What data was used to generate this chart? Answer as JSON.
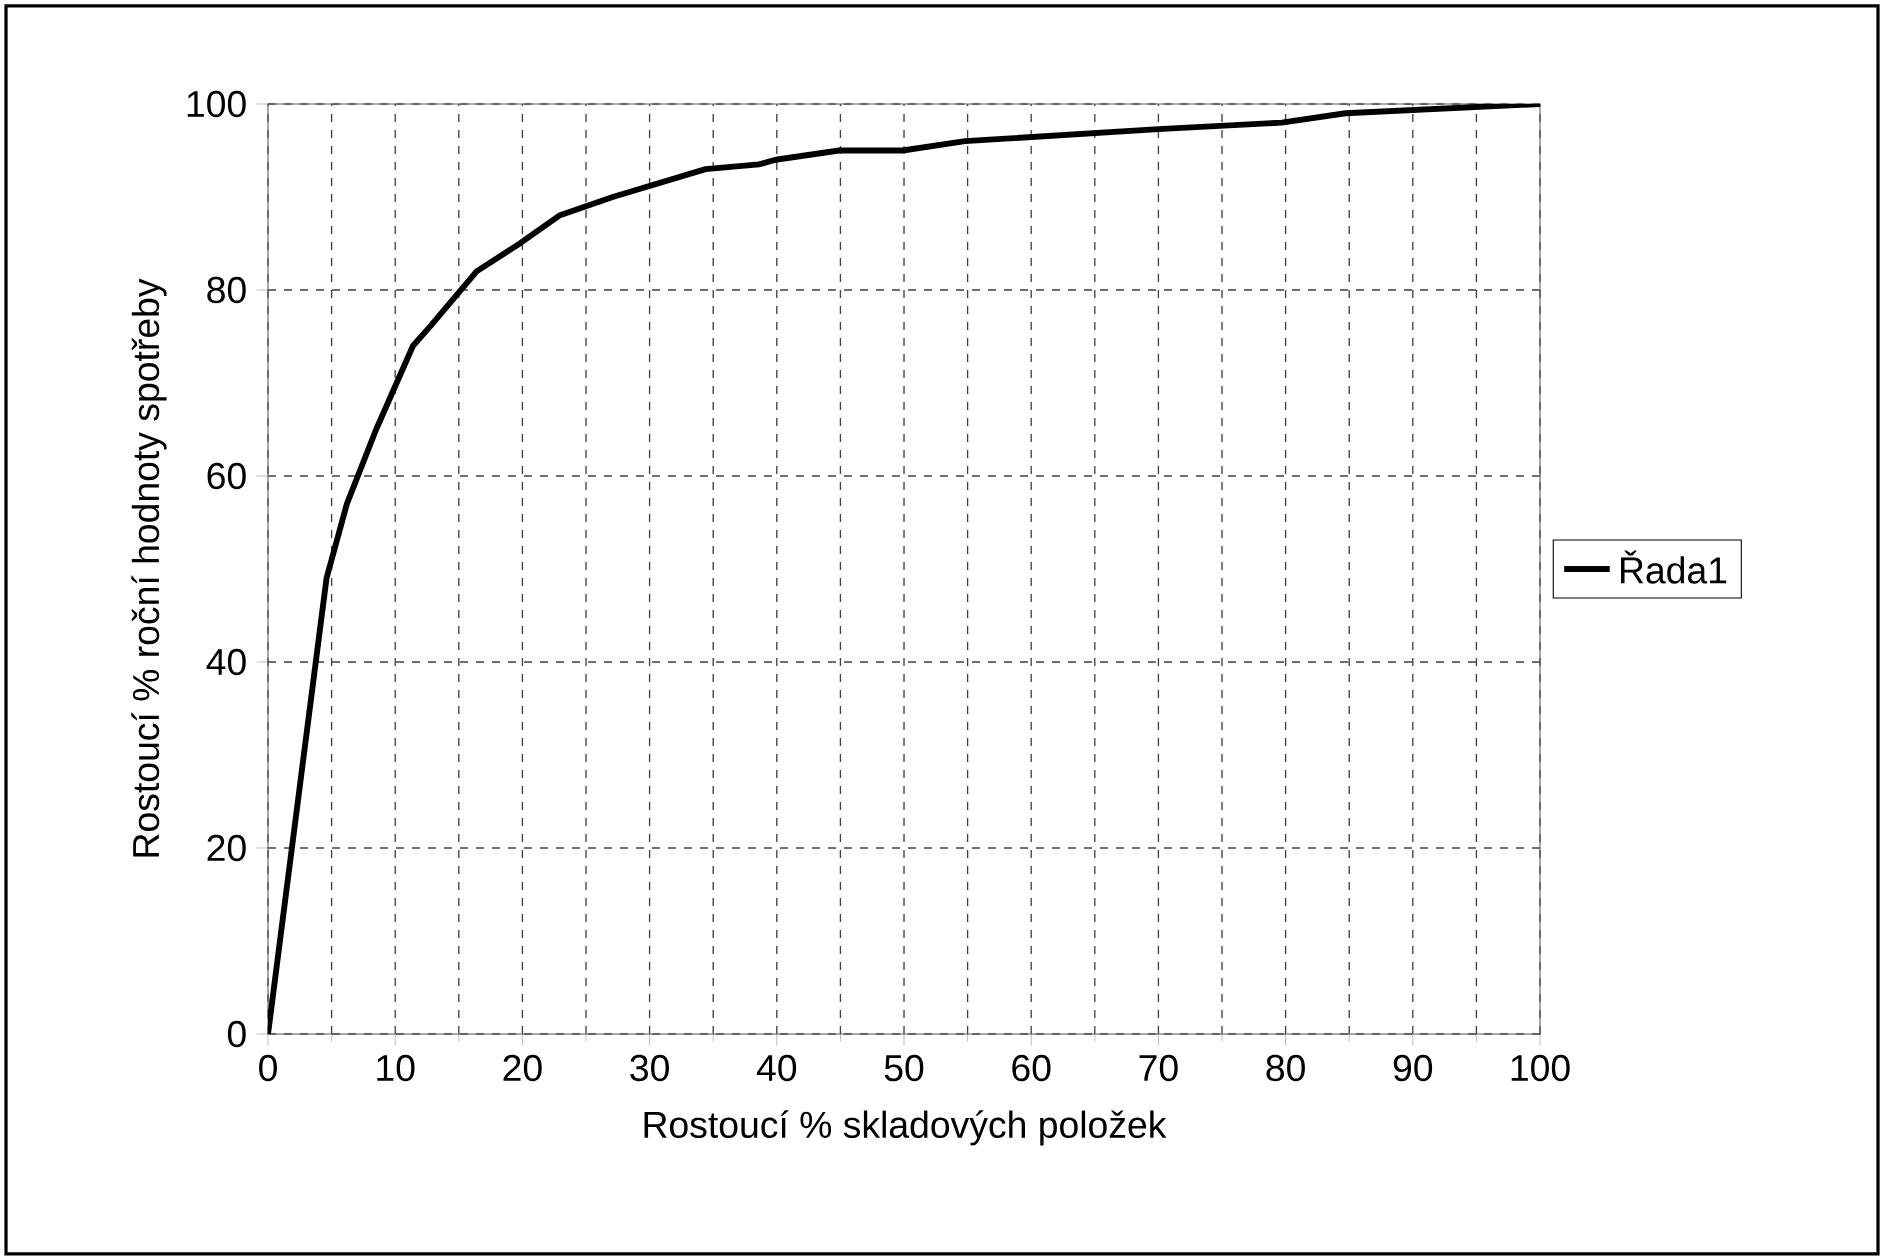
{
  "chart_data": {
    "type": "line",
    "xlabel": "Rostoucí % skladových položek",
    "ylabel": "Rostoucí % roční hodnoty spotřeby",
    "series": [
      {
        "name": "Řada1",
        "color": "#000000",
        "x": [
          0,
          4.6,
          6.2,
          8.5,
          11.4,
          12.7,
          16.4,
          19.8,
          22.9,
          27.1,
          34.4,
          38.6,
          39.9,
          44.9,
          49.9,
          54.8,
          70,
          79.7,
          84.7,
          100
        ],
        "values": [
          0,
          49,
          57,
          65,
          74,
          76,
          82,
          85,
          88,
          90,
          93,
          93.5,
          94,
          95,
          95,
          96,
          97.3,
          98,
          99,
          100
        ]
      }
    ],
    "xlim": [
      0,
      100
    ],
    "ylim": [
      0,
      100
    ],
    "xticks": [
      0,
      10,
      20,
      30,
      40,
      50,
      60,
      70,
      80,
      90,
      100
    ],
    "yticks": [
      0,
      20,
      40,
      60,
      80,
      100
    ],
    "grid": true,
    "legend": "right",
    "marker": "none",
    "line_style": "solid"
  }
}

------------------------------

→ Task instructions: Retype the whole listing, keeping every line identical and omitting all pictures.

→ Answer to the problem:
What data was used to generate this chart? Answer as JSON.
{
  "chart_data": {
    "type": "line",
    "xlabel": "Rostoucí % skladových položek",
    "ylabel": "Rostoucí % roční hodnoty spotřeby",
    "series": [
      {
        "name": "Řada1",
        "color": "#000000",
        "x": [
          0,
          4.6,
          6.2,
          8.5,
          11.4,
          12.7,
          16.4,
          19.8,
          22.9,
          27.1,
          34.4,
          38.6,
          39.9,
          44.9,
          49.9,
          54.8,
          70,
          79.7,
          84.7,
          100
        ],
        "values": [
          0,
          49,
          57,
          65,
          74,
          76,
          82,
          85,
          88,
          90,
          93,
          93.5,
          94,
          95,
          95,
          96,
          97.3,
          98,
          99,
          100
        ]
      }
    ],
    "xlim": [
      0,
      100
    ],
    "ylim": [
      0,
      100
    ],
    "xticks": [
      0,
      10,
      20,
      30,
      40,
      50,
      60,
      70,
      80,
      90,
      100
    ],
    "yticks": [
      0,
      20,
      40,
      60,
      80,
      100
    ],
    "grid": true,
    "legend": "right",
    "marker": "none",
    "line_style": "solid"
  }
}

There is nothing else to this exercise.